◆ **EXERCISE INSTRUCTIONS**:
Filter the data for lines with the word "regulators", then copy every line so identified.

◆ **GIVEN ENTRIES**:
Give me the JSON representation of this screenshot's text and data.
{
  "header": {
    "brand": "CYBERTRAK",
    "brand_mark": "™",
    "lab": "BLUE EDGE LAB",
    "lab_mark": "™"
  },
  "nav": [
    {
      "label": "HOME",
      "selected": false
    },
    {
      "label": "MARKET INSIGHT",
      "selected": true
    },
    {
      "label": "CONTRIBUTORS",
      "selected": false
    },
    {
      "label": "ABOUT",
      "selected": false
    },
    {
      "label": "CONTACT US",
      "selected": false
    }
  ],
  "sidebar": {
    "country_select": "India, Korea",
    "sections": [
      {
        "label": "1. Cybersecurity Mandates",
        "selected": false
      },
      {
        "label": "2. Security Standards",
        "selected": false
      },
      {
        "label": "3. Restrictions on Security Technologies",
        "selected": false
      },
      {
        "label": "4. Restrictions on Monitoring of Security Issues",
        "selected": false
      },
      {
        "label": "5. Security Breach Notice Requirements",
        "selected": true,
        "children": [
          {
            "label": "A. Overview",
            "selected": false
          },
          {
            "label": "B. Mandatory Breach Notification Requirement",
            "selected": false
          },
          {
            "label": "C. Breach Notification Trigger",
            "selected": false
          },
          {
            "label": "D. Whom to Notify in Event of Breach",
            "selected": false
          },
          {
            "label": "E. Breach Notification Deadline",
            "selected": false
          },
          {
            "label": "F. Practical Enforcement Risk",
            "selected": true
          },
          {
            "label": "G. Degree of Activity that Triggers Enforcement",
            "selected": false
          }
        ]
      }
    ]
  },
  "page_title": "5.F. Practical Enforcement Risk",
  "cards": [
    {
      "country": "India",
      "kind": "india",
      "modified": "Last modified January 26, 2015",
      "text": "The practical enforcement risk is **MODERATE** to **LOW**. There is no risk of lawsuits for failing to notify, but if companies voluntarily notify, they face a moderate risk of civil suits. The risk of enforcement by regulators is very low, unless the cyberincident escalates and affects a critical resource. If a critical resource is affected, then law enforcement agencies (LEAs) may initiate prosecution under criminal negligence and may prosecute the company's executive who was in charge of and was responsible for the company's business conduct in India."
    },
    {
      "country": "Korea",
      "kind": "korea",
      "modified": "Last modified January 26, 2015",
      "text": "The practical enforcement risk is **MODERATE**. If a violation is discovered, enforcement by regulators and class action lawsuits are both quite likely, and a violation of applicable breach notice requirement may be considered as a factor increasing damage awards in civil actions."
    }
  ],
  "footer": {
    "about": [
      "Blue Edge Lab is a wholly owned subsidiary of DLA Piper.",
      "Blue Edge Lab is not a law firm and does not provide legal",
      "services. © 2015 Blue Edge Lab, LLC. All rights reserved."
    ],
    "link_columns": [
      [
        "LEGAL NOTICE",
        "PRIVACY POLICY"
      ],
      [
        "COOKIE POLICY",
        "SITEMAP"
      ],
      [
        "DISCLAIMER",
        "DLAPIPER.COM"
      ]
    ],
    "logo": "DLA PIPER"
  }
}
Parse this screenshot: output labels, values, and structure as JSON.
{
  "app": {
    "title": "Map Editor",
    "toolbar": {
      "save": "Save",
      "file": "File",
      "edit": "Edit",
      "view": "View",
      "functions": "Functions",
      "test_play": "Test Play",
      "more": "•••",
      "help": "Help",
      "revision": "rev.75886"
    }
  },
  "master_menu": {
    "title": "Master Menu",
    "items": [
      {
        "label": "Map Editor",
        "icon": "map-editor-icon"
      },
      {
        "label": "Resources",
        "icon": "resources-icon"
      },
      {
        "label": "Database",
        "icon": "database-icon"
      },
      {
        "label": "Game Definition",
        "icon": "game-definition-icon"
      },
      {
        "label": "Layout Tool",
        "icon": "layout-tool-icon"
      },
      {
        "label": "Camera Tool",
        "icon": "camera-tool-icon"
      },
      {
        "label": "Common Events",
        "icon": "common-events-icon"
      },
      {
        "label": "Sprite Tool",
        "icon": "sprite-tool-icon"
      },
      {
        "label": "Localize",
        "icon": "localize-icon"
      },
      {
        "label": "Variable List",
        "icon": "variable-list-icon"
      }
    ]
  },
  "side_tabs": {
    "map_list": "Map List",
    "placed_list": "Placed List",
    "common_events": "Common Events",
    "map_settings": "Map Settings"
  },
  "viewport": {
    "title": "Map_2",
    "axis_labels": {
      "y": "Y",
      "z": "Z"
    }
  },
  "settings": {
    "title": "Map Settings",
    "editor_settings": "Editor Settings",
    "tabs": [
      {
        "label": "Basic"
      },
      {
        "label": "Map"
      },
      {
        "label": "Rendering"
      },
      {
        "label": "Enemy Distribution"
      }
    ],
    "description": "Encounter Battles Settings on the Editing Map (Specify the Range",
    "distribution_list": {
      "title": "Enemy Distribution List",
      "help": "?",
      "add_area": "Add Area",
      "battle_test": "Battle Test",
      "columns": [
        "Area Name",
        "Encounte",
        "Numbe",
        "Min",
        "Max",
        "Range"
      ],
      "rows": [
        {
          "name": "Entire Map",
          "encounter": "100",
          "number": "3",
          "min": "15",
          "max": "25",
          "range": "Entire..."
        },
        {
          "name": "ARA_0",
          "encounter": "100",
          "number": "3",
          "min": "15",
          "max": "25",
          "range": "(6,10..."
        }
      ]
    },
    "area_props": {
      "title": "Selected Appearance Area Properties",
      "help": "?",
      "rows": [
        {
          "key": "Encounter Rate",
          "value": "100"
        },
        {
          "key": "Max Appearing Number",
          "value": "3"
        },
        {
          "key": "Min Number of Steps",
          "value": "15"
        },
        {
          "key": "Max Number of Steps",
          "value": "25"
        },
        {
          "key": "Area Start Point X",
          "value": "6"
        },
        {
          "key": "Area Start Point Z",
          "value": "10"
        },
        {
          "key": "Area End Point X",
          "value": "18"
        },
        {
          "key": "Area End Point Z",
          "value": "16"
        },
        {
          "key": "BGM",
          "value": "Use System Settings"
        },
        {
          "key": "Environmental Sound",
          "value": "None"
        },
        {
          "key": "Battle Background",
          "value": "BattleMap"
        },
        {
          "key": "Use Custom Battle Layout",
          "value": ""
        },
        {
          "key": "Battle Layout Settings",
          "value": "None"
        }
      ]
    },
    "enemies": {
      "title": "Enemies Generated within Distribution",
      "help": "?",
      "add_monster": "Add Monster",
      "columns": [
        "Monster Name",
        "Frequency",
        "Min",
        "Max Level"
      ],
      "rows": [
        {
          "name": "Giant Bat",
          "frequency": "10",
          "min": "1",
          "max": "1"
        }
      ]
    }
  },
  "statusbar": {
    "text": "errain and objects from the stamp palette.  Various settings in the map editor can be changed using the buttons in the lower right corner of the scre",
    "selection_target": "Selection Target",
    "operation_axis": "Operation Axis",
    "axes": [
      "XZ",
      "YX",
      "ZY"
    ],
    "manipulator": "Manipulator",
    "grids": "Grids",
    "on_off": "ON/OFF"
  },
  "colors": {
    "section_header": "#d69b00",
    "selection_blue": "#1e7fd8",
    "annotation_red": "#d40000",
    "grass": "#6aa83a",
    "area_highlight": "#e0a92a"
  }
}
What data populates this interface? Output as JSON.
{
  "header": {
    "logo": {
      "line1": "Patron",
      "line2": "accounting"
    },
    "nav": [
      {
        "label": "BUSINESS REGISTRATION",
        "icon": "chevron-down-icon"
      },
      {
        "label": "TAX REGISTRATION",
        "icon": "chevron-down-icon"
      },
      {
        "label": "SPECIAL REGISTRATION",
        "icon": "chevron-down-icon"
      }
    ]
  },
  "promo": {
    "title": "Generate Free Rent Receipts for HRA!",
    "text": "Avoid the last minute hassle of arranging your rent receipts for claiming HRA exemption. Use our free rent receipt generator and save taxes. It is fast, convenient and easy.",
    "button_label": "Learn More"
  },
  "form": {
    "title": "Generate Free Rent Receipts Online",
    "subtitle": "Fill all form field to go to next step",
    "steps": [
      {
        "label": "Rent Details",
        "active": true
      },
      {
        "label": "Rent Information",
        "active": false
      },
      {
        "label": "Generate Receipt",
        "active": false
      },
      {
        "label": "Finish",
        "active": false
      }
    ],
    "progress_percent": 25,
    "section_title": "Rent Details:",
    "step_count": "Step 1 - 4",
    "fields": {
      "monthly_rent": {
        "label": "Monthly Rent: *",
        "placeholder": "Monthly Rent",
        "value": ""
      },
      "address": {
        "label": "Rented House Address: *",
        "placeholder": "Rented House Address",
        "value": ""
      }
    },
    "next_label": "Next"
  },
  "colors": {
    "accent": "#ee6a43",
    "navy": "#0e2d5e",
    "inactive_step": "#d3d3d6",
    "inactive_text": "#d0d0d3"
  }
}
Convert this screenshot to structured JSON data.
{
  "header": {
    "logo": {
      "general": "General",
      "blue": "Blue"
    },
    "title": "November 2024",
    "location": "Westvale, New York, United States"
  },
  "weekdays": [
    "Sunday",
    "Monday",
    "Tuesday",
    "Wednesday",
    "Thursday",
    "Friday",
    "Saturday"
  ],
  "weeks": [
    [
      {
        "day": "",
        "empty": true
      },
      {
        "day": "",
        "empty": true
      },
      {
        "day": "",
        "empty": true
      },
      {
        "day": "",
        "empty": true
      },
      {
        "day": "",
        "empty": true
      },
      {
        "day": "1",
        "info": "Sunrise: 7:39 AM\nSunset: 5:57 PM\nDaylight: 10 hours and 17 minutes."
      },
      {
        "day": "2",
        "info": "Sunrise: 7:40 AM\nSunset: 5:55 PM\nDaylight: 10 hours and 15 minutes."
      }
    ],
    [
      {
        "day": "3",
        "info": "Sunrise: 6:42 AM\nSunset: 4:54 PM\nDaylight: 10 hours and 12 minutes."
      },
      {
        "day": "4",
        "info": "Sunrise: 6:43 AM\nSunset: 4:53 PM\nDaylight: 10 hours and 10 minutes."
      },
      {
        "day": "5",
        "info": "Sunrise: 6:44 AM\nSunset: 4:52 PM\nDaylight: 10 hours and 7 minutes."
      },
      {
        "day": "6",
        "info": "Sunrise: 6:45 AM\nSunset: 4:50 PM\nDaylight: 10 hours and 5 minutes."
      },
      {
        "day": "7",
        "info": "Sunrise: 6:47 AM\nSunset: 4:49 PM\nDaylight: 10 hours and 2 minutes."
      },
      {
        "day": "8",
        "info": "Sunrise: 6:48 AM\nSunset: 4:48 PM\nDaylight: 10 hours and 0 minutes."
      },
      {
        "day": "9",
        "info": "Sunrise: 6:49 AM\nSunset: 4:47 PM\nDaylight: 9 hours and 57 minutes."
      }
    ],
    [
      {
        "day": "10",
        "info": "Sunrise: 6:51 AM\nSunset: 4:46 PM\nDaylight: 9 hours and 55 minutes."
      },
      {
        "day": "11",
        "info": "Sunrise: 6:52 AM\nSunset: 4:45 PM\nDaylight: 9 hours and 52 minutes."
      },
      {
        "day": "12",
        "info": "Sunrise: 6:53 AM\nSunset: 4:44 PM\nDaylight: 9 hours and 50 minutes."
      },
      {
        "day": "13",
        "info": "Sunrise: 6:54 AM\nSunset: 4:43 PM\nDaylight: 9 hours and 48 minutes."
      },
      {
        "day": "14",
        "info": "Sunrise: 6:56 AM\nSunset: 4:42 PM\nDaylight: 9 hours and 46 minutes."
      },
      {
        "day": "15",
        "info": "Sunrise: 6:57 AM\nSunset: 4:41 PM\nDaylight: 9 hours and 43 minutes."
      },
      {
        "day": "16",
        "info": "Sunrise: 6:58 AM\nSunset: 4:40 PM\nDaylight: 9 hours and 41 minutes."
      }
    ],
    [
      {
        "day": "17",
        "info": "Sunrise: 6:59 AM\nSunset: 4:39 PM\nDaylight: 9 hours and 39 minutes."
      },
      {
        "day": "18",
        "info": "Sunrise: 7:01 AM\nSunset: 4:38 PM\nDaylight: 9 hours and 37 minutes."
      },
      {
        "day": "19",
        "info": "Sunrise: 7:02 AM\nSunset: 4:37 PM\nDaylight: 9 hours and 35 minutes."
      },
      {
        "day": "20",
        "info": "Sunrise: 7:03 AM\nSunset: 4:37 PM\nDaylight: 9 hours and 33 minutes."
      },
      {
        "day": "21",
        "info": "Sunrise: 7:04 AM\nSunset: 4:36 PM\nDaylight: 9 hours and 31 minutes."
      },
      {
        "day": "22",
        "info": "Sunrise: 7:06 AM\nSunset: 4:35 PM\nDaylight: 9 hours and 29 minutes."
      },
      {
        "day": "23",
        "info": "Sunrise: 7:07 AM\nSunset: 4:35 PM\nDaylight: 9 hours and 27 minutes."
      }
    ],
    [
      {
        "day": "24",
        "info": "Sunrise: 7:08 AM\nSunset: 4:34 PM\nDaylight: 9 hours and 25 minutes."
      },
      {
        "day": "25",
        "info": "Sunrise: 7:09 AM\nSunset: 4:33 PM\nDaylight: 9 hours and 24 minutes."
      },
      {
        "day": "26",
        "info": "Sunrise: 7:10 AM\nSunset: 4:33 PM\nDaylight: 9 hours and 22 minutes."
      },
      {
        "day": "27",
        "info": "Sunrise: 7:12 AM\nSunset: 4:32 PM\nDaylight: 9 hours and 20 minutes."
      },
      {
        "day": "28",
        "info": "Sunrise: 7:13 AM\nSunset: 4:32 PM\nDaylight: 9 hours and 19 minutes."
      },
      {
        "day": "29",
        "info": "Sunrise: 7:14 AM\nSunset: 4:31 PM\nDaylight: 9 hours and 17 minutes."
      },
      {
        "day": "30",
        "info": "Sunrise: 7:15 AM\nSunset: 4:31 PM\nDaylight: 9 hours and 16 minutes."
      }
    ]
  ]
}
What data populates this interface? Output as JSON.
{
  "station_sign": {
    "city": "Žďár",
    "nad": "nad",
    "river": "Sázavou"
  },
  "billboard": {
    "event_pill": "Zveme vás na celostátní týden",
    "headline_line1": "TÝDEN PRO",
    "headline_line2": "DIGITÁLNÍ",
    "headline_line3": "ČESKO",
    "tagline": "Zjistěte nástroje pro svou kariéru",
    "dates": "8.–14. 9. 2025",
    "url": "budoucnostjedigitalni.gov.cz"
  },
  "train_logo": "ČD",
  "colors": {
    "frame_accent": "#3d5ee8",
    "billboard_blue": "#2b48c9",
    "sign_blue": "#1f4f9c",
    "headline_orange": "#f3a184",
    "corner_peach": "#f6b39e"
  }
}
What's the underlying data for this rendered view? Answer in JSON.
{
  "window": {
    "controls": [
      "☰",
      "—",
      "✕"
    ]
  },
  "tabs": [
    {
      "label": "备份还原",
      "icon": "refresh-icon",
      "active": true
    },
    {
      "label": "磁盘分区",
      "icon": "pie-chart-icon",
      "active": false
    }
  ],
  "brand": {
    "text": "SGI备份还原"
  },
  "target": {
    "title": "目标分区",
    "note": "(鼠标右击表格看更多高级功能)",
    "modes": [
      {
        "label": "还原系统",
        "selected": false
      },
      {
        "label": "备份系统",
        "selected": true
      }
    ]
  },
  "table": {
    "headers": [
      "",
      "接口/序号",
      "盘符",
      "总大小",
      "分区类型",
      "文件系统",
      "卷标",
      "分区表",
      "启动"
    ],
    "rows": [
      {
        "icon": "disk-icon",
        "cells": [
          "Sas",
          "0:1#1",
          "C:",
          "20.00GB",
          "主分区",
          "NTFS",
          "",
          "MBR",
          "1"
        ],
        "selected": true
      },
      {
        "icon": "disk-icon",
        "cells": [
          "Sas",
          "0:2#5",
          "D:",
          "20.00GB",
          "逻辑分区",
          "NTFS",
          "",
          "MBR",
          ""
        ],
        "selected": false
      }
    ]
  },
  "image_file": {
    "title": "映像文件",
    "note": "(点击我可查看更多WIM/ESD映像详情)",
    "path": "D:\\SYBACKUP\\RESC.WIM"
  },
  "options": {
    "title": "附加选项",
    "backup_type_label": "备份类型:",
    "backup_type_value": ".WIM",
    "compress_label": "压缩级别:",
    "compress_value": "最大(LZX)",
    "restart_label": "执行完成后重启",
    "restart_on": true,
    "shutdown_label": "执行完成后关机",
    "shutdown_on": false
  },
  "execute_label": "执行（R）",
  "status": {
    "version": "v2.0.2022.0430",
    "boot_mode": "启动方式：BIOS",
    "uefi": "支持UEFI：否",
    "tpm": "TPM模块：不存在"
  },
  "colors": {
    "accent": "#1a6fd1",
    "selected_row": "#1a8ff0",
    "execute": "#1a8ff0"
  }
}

◆ **SOLUTION TO THE EXERCISE**:
      "text": "The practical enforcement risk is **MODERATE** to **LOW**. There is no risk of lawsuits for failing to notify, but if companies voluntarily notify, they face a moderate risk of civil suits. The risk of enforcement by regulators is very low, unless the cyberincident escalates and affects a critical resource. If a critical resource is affected, then law enforcement agencies (LEAs) may initiate prosecution under criminal negligence and may prosecute the company's executive who was in charge of and was responsible for the company's business conduct in India."
      "text": "The practical enforcement risk is **MODERATE**. If a violation is discovered, enforcement by regulators and class action lawsuits are both quite likely, and a violation of applicable breach notice requirement may be considered as a factor increasing damage awards in civil actions."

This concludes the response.